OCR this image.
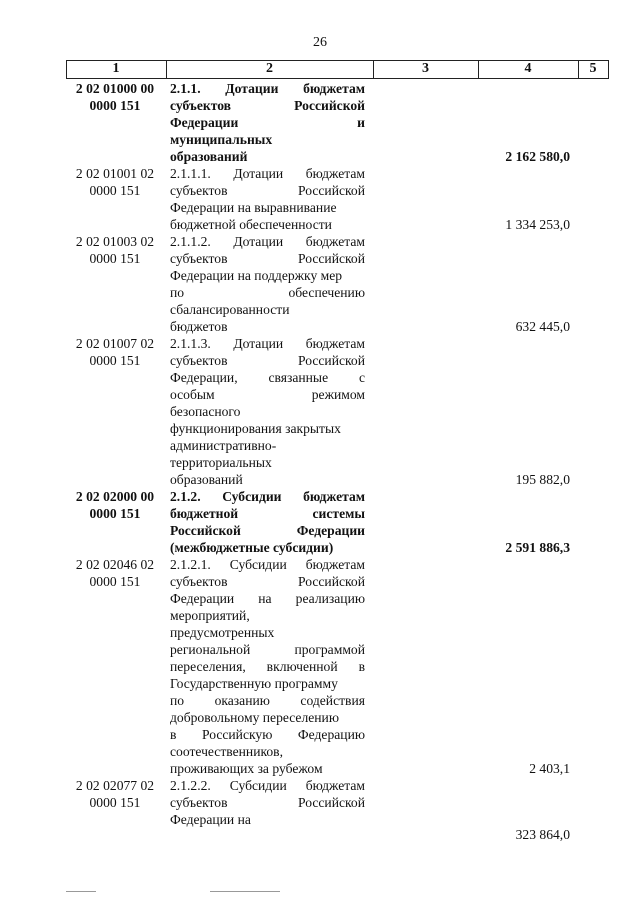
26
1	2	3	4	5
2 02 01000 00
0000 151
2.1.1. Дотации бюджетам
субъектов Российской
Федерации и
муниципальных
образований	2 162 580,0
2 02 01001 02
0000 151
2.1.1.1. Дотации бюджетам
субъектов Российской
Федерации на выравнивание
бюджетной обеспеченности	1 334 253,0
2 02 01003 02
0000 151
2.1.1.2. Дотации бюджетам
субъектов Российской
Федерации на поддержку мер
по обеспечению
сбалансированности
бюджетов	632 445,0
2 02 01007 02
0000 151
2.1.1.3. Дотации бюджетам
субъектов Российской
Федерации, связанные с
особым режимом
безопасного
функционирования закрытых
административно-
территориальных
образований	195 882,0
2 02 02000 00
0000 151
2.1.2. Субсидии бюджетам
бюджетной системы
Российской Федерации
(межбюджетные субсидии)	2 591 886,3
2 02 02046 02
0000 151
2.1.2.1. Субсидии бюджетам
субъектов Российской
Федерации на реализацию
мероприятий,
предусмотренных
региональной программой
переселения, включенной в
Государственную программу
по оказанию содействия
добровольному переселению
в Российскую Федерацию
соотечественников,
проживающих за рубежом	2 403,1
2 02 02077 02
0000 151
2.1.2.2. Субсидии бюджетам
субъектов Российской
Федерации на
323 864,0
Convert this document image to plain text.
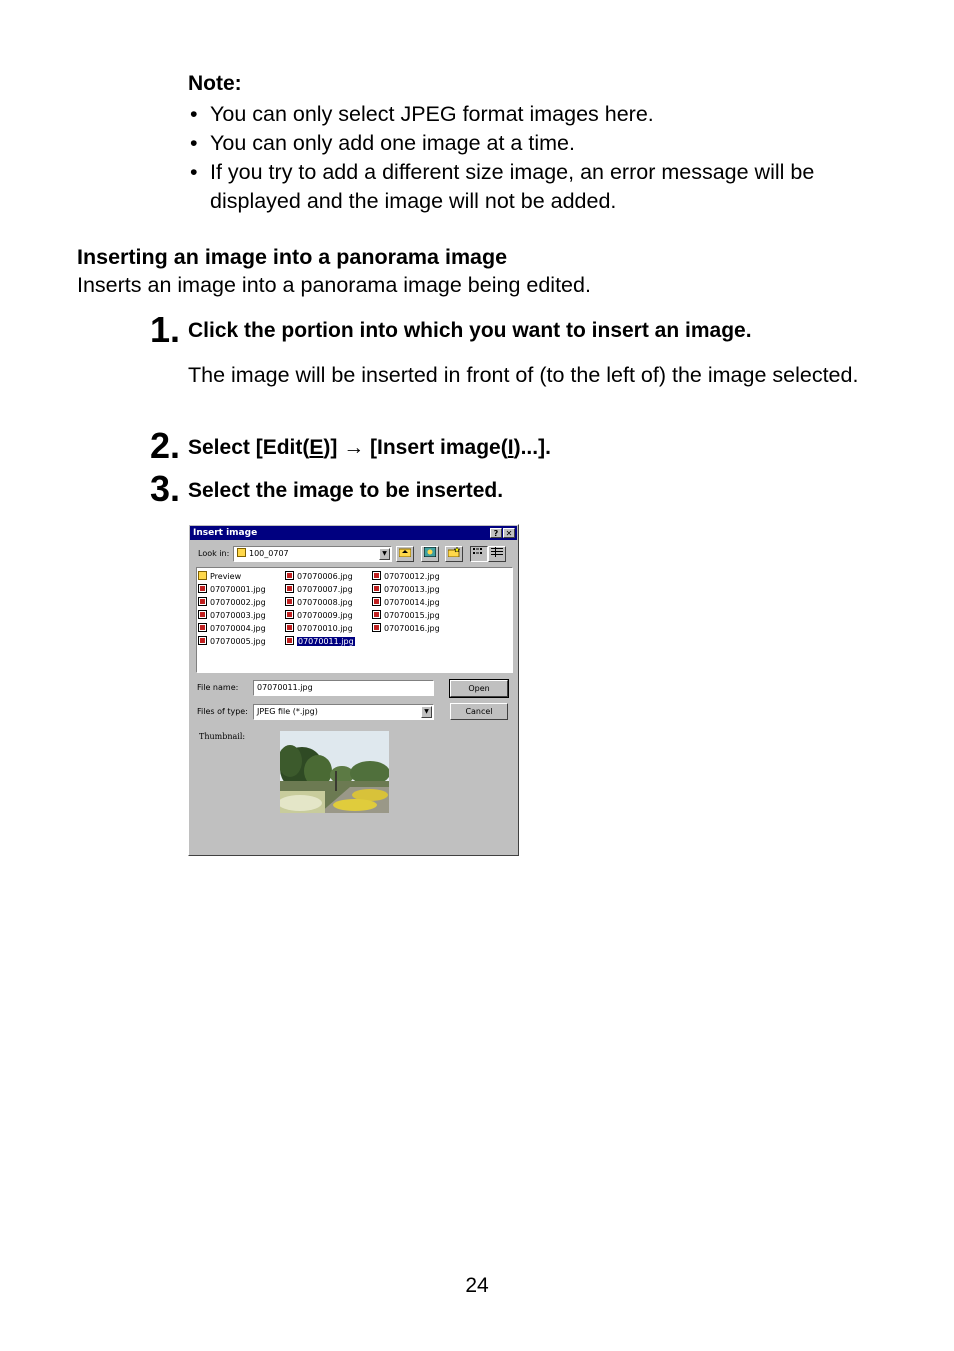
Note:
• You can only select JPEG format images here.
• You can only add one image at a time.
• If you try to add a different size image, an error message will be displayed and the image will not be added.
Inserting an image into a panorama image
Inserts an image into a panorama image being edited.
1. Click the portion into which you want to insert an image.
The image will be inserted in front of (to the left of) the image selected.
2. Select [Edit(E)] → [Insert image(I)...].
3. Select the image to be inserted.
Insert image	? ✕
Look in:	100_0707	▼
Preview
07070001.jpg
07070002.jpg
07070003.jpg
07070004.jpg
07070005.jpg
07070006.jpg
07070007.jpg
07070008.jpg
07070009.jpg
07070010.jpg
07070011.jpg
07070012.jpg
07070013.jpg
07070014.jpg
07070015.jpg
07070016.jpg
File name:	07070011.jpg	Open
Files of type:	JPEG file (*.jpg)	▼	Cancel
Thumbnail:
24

_ _ _ _ _

## Exercise details
Work out how many lines in the records above contain the word "panorama", and give only that number.

## Written solution
2